• **ENTRIES PROVIDED**
★ ★ ★
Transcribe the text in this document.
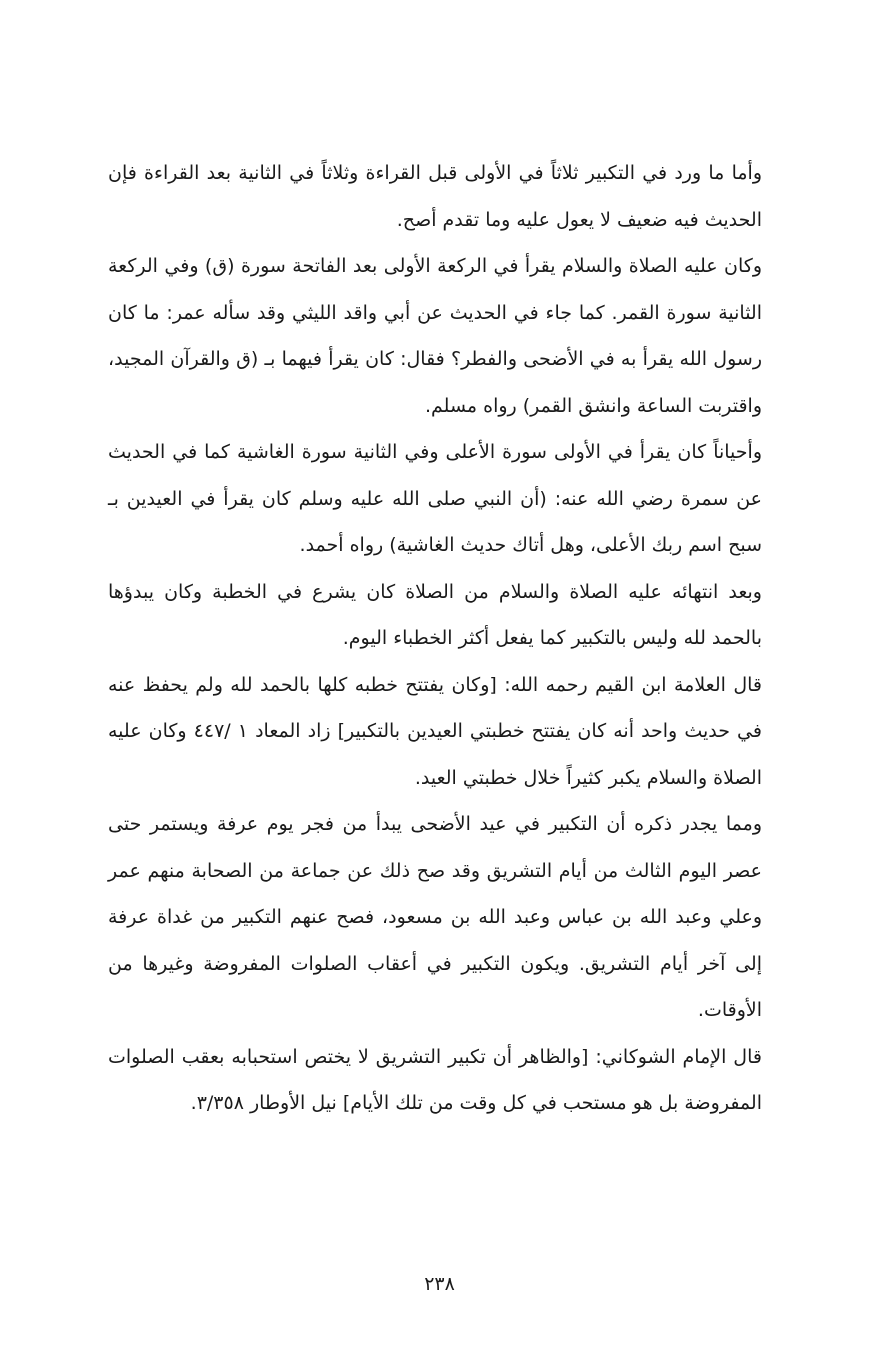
وأما ما ورد في التكبير ثلاثاً في الأولى قبل القراءة وثلاثاً في الثانية بعد القراءة فإن الحديث فيه ضعيف لا يعول عليه وما تقدم أصح.

وكان عليه الصلاة والسلام يقرأ في الركعة الأولى بعد الفاتحة سورة (ق) وفي الركعة الثانية سورة القمر. كما جاء في الحديث عن أبي واقد الليثي وقد سأله عمر: ما كان رسول الله يقرأ به في الأضحى والفطر؟ فقال: كان يقرأ فيهما بـ (ق والقرآن المجيد، واقتربت الساعة وانشق القمر) رواه مسلم.

وأحياناً كان يقرأ في الأولى سورة الأعلى وفي الثانية سورة الغاشية كما في الحديث عن سمرة رضي الله عنه: (أن النبي صلى الله عليه وسلم كان يقرأ في العيدين بـ سبح اسم ربك الأعلى، وهل أتاك حديث الغاشية) رواه أحمد.

وبعد انتهائه عليه الصلاة والسلام من الصلاة كان يشرع في الخطبة وكان يبدؤها بالحمد لله وليس بالتكبير كما يفعل أكثر الخطباء اليوم.

قال العلامة ابن القيم رحمه الله: [وكان يفتتح خطبه كلها بالحمد لله ولم يحفظ عنه في حديث واحد أنه كان يفتتح خطبتي العيدين بالتكبير] زاد المعاد ١ /٤٤٧ وكان عليه الصلاة والسلام يكبر كثيراً خلال خطبتي العيد.

ومما يجدر ذكره أن التكبير في عيد الأضحى يبدأ من فجر يوم عرفة ويستمر حتى عصر اليوم الثالث من أيام التشريق وقد صح ذلك عن جماعة من الصحابة منهم عمر وعلي وعبد الله بن عباس وعبد الله بن مسعود، فصح عنهم التكبير من غداة عرفة إلى آخر أيام التشريق. ويكون التكبير في أعقاب الصلوات المفروضة وغيرها من الأوقات.

قال الإمام الشوكاني: [والظاهر أن تكبير التشريق لا يختص استحبابه بعقب الصلوات المفروضة بل هو مستحب في كل وقت من تلك الأيام] نيل الأوطار ٣/٣٥٨.

٢٣٨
★ ★ ★
• **PROBLEM TO SOLVE**
Pull out each line of the listing that holds the string "الصلوات".

• **ANSWER BELOW**
ومما يجدر ذكره أن التكبير في عيد الأضحى يبدأ من فجر يوم عرفة ويستمر حتى عصر اليوم الثالث من أيام التشريق وقد صح ذلك عن جماعة من الصحابة منهم عمر وعلي وعبد الله بن عباس وعبد الله بن مسعود، فصح عنهم التكبير من غداة عرفة إلى آخر أيام التشريق. ويكون التكبير في أعقاب الصلوات المفروضة وغيرها من الأوقات.
قال الإمام الشوكاني: [والظاهر أن تكبير التشريق لا يختص استحبابه بعقب الصلوات المفروضة بل هو مستحب في كل وقت من تلك الأيام] نيل الأوطار ٣/٣٥٨.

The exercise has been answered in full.